Available data:
+++++

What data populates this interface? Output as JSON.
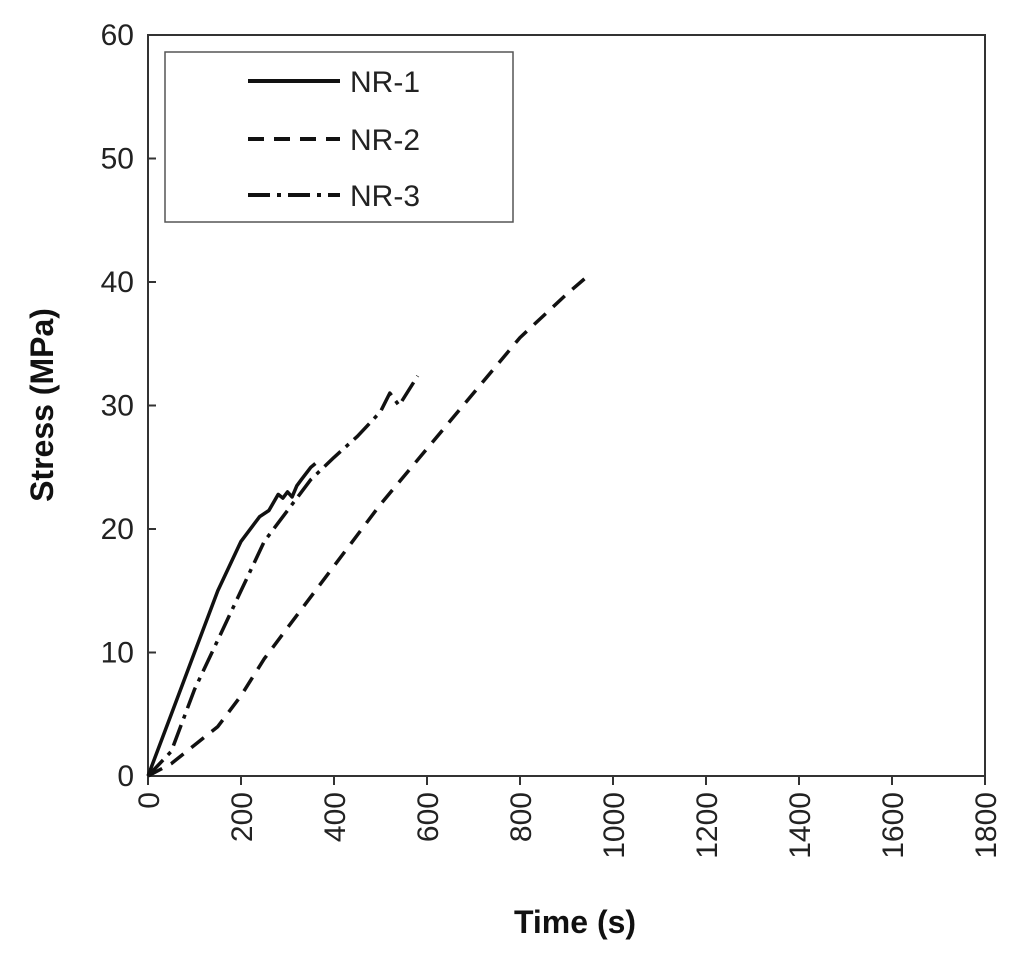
{
  "chart_data": {
    "type": "line",
    "title": "",
    "xlabel": "Time (s)",
    "ylabel": "Stress (MPa)",
    "xlim": [
      0,
      1800
    ],
    "ylim": [
      0,
      60
    ],
    "xticks": [
      "0",
      "200",
      "400",
      "600",
      "800",
      "1000",
      "1200",
      "1400",
      "1600",
      "1800"
    ],
    "yticks": [
      "0",
      "10",
      "20",
      "30",
      "40",
      "50",
      "60"
    ],
    "grid": false,
    "legend_position": "top-left",
    "series": [
      {
        "name": "NR-1",
        "style": "solid",
        "x": [
          0,
          50,
          100,
          150,
          200,
          240,
          260,
          280,
          290,
          300,
          310,
          320,
          330,
          340,
          350,
          360
        ],
        "y": [
          0,
          5,
          10,
          15,
          19,
          21,
          21.5,
          22.8,
          22.5,
          23,
          22.6,
          23.5,
          24,
          24.5,
          25,
          25.3
        ]
      },
      {
        "name": "NR-2",
        "style": "dashed",
        "x": [
          0,
          50,
          100,
          150,
          200,
          250,
          300,
          400,
          500,
          600,
          700,
          800,
          900,
          940
        ],
        "y": [
          0,
          1,
          2.5,
          4,
          6.5,
          9.5,
          12,
          17,
          22,
          26.5,
          31,
          35.5,
          39,
          40.3
        ]
      },
      {
        "name": "NR-3",
        "style": "dash-dot",
        "x": [
          0,
          50,
          100,
          150,
          200,
          250,
          300,
          350,
          400,
          450,
          500,
          520,
          540,
          580
        ],
        "y": [
          0,
          2,
          7,
          11,
          15,
          19,
          21.5,
          24,
          25.8,
          27.5,
          29.5,
          31,
          30,
          32.4
        ]
      }
    ]
  }
}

+++++

Directions for this task: Using the data above, write out every line exactly, leaving the images behind.

Result of the task:
What data populates this interface? Output as JSON.
{
  "chart_data": {
    "type": "line",
    "title": "",
    "xlabel": "Time (s)",
    "ylabel": "Stress (MPa)",
    "xlim": [
      0,
      1800
    ],
    "ylim": [
      0,
      60
    ],
    "xticks": [
      "0",
      "200",
      "400",
      "600",
      "800",
      "1000",
      "1200",
      "1400",
      "1600",
      "1800"
    ],
    "yticks": [
      "0",
      "10",
      "20",
      "30",
      "40",
      "50",
      "60"
    ],
    "grid": false,
    "legend_position": "top-left",
    "series": [
      {
        "name": "NR-1",
        "style": "solid",
        "x": [
          0,
          50,
          100,
          150,
          200,
          240,
          260,
          280,
          290,
          300,
          310,
          320,
          330,
          340,
          350,
          360
        ],
        "y": [
          0,
          5,
          10,
          15,
          19,
          21,
          21.5,
          22.8,
          22.5,
          23,
          22.6,
          23.5,
          24,
          24.5,
          25,
          25.3
        ]
      },
      {
        "name": "NR-2",
        "style": "dashed",
        "x": [
          0,
          50,
          100,
          150,
          200,
          250,
          300,
          400,
          500,
          600,
          700,
          800,
          900,
          940
        ],
        "y": [
          0,
          1,
          2.5,
          4,
          6.5,
          9.5,
          12,
          17,
          22,
          26.5,
          31,
          35.5,
          39,
          40.3
        ]
      },
      {
        "name": "NR-3",
        "style": "dash-dot",
        "x": [
          0,
          50,
          100,
          150,
          200,
          250,
          300,
          350,
          400,
          450,
          500,
          520,
          540,
          580
        ],
        "y": [
          0,
          2,
          7,
          11,
          15,
          19,
          21.5,
          24,
          25.8,
          27.5,
          29.5,
          31,
          30,
          32.4
        ]
      }
    ]
  }
}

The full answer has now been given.